Collected data
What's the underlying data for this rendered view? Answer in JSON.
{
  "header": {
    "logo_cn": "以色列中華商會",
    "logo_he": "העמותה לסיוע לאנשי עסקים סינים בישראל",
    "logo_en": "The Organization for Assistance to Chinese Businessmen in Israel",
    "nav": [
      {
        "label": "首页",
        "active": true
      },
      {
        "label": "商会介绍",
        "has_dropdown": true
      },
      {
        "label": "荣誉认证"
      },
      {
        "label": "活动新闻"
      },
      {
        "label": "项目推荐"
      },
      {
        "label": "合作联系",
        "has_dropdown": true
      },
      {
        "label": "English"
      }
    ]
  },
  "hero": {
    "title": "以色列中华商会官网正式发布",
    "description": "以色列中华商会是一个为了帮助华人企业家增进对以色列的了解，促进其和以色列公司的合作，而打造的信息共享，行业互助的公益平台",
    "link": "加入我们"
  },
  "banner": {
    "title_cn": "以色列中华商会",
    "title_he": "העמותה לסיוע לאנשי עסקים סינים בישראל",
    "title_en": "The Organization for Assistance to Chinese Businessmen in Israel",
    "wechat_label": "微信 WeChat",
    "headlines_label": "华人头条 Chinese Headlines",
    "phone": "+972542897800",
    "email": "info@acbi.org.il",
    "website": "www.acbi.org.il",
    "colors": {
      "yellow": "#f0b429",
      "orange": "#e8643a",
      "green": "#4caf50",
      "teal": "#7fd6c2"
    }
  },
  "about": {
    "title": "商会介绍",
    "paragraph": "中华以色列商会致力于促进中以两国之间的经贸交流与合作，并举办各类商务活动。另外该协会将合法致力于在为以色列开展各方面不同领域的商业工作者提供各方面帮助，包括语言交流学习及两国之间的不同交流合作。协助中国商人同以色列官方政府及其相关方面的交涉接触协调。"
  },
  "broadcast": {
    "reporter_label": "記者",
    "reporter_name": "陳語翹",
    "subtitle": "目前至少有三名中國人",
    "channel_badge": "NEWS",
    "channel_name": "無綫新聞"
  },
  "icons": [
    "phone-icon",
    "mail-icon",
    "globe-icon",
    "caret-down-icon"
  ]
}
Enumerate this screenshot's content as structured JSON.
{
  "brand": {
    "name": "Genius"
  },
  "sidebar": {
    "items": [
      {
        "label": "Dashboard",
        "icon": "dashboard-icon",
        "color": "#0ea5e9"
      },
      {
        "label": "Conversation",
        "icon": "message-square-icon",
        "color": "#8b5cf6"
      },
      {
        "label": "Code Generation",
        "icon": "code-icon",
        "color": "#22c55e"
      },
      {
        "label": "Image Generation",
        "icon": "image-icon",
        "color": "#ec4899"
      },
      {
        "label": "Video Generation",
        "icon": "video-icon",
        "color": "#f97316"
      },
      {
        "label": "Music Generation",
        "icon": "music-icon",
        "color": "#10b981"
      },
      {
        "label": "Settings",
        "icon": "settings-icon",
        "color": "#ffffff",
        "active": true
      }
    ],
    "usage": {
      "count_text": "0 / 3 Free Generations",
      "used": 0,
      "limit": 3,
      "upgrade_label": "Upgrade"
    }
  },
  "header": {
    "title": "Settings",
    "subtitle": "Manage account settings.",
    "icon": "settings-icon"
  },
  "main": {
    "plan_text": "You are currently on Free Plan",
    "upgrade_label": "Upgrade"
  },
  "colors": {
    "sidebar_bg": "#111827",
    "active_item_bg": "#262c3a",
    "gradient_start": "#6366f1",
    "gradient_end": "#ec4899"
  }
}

SET PROBLEM: Restate each entry exactly, skipping none.

RESULT BELOW:
What's the underlying data for this rendered view? Answer in JSON.
{
  "header": {
    "logo_cn": "以色列中華商會",
    "logo_he": "העמותה לסיוע לאנשי עסקים סינים בישראל",
    "logo_en": "The Organization for Assistance to Chinese Businessmen in Israel",
    "nav": [
      {
        "label": "首页",
        "active": true
      },
      {
        "label": "商会介绍",
        "has_dropdown": true
      },
      {
        "label": "荣誉认证"
      },
      {
        "label": "活动新闻"
      },
      {
        "label": "项目推荐"
      },
      {
        "label": "合作联系",
        "has_dropdown": true
      },
      {
        "label": "English"
      }
    ]
  },
  "hero": {
    "title": "以色列中华商会官网正式发布",
    "description": "以色列中华商会是一个为了帮助华人企业家增进对以色列的了解，促进其和以色列公司的合作，而打造的信息共享，行业互助的公益平台",
    "link": "加入我们"
  },
  "banner": {
    "title_cn": "以色列中华商会",
    "title_he": "העמותה לסיוע לאנשי עסקים סינים בישראל",
    "title_en": "The Organization for Assistance to Chinese Businessmen in Israel",
    "wechat_label": "微信 WeChat",
    "headlines_label": "华人头条 Chinese Headlines",
    "phone": "+972542897800",
    "email": "info@acbi.org.il",
    "website": "www.acbi.org.il",
    "colors": {
      "yellow": "#f0b429",
      "orange": "#e8643a",
      "green": "#4caf50",
      "teal": "#7fd6c2"
    }
  },
  "about": {
    "title": "商会介绍",
    "paragraph": "中华以色列商会致力于促进中以两国之间的经贸交流与合作，并举办各类商务活动。另外该协会将合法致力于在为以色列开展各方面不同领域的商业工作者提供各方面帮助，包括语言交流学习及两国之间的不同交流合作。协助中国商人同以色列官方政府及其相关方面的交涉接触协调。"
  },
  "broadcast": {
    "reporter_label": "記者",
    "reporter_name": "陳語翹",
    "subtitle": "目前至少有三名中國人",
    "channel_badge": "NEWS",
    "channel_name": "無綫新聞"
  },
  "icons": [
    "phone-icon",
    "mail-icon",
    "globe-icon",
    "caret-down-icon"
  ]
}
Enumerate this screenshot's content as structured JSON.
{
  "brand": {
    "name": "Genius"
  },
  "sidebar": {
    "items": [
      {
        "label": "Dashboard",
        "icon": "dashboard-icon",
        "color": "#0ea5e9"
      },
      {
        "label": "Conversation",
        "icon": "message-square-icon",
        "color": "#8b5cf6"
      },
      {
        "label": "Code Generation",
        "icon": "code-icon",
        "color": "#22c55e"
      },
      {
        "label": "Image Generation",
        "icon": "image-icon",
        "color": "#ec4899"
      },
      {
        "label": "Video Generation",
        "icon": "video-icon",
        "color": "#f97316"
      },
      {
        "label": "Music Generation",
        "icon": "music-icon",
        "color": "#10b981"
      },
      {
        "label": "Settings",
        "icon": "settings-icon",
        "color": "#ffffff",
        "active": true
      }
    ],
    "usage": {
      "count_text": "0 / 3 Free Generations",
      "used": 0,
      "limit": 3,
      "upgrade_label": "Upgrade"
    }
  },
  "header": {
    "title": "Settings",
    "subtitle": "Manage account settings.",
    "icon": "settings-icon"
  },
  "main": {
    "plan_text": "You are currently on Free Plan",
    "upgrade_label": "Upgrade"
  },
  "colors": {
    "sidebar_bg": "#111827",
    "active_item_bg": "#262c3a",
    "gradient_start": "#6366f1",
    "gradient_end": "#ec4899"
  }
}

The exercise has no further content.